SUPPLIED MATERIAL:

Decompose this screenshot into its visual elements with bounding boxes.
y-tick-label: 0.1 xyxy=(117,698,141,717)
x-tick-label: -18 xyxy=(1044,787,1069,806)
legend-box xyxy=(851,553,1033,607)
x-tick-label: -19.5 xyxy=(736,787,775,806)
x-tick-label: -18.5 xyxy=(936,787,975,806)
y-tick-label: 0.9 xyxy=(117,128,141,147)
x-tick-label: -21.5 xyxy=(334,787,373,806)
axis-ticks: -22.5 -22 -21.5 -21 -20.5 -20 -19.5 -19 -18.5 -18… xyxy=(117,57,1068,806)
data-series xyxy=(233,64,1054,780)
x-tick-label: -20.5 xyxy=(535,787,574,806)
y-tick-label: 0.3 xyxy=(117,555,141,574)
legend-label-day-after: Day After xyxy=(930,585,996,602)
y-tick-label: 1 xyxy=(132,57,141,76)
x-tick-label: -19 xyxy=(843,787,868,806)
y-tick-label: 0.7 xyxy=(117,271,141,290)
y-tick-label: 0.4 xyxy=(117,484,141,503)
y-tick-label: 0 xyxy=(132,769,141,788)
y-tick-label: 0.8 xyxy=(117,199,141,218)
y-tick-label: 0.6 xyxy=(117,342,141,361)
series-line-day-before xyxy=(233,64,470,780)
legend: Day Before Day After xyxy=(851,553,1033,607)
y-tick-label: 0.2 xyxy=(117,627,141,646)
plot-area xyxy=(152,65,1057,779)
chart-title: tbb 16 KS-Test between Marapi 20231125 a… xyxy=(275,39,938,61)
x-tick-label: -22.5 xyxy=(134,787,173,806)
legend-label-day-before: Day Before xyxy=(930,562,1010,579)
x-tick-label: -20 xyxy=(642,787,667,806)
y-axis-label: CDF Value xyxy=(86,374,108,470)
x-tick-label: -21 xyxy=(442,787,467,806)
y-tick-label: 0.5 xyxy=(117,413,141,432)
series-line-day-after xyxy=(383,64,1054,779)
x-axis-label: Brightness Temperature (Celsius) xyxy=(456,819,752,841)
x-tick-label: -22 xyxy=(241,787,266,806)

DO THIS:
Quote every line of the records above word for word.

EXERCISE ANSWER:
Decompose this screenshot into its visual elements with bounding boxes.
y-tick-label: 0.1 xyxy=(117,698,141,717)
x-tick-label: -18 xyxy=(1044,787,1069,806)
legend-box xyxy=(851,553,1033,607)
x-tick-label: -19.5 xyxy=(736,787,775,806)
x-tick-label: -18.5 xyxy=(936,787,975,806)
y-tick-label: 0.9 xyxy=(117,128,141,147)
x-tick-label: -21.5 xyxy=(334,787,373,806)
axis-ticks: -22.5 -22 -21.5 -21 -20.5 -20 -19.5 -19 -18.5 -18… xyxy=(117,57,1068,806)
data-series xyxy=(233,64,1054,780)
x-tick-label: -20.5 xyxy=(535,787,574,806)
y-tick-label: 0.3 xyxy=(117,555,141,574)
legend-label-day-after: Day After xyxy=(930,585,996,602)
y-tick-label: 1 xyxy=(132,57,141,76)
x-tick-label: -19 xyxy=(843,787,868,806)
y-tick-label: 0.7 xyxy=(117,271,141,290)
y-tick-label: 0.4 xyxy=(117,484,141,503)
y-tick-label: 0 xyxy=(132,769,141,788)
y-tick-label: 0.8 xyxy=(117,199,141,218)
y-tick-label: 0.6 xyxy=(117,342,141,361)
series-line-day-before xyxy=(233,64,470,780)
legend: Day Before Day After xyxy=(851,553,1033,607)
y-tick-label: 0.2 xyxy=(117,627,141,646)
plot-area xyxy=(152,65,1057,779)
chart-title: tbb 16 KS-Test between Marapi 20231125 a… xyxy=(275,39,938,61)
x-tick-label: -22.5 xyxy=(134,787,173,806)
legend-label-day-before: Day Before xyxy=(930,562,1010,579)
x-tick-label: -20 xyxy=(642,787,667,806)
y-axis-label: CDF Value xyxy=(86,374,108,470)
x-tick-label: -21 xyxy=(442,787,467,806)
y-tick-label: 0.5 xyxy=(117,413,141,432)
series-line-day-after xyxy=(383,64,1054,779)
x-axis-label: Brightness Temperature (Celsius) xyxy=(456,819,752,841)
x-tick-label: -22 xyxy=(241,787,266,806)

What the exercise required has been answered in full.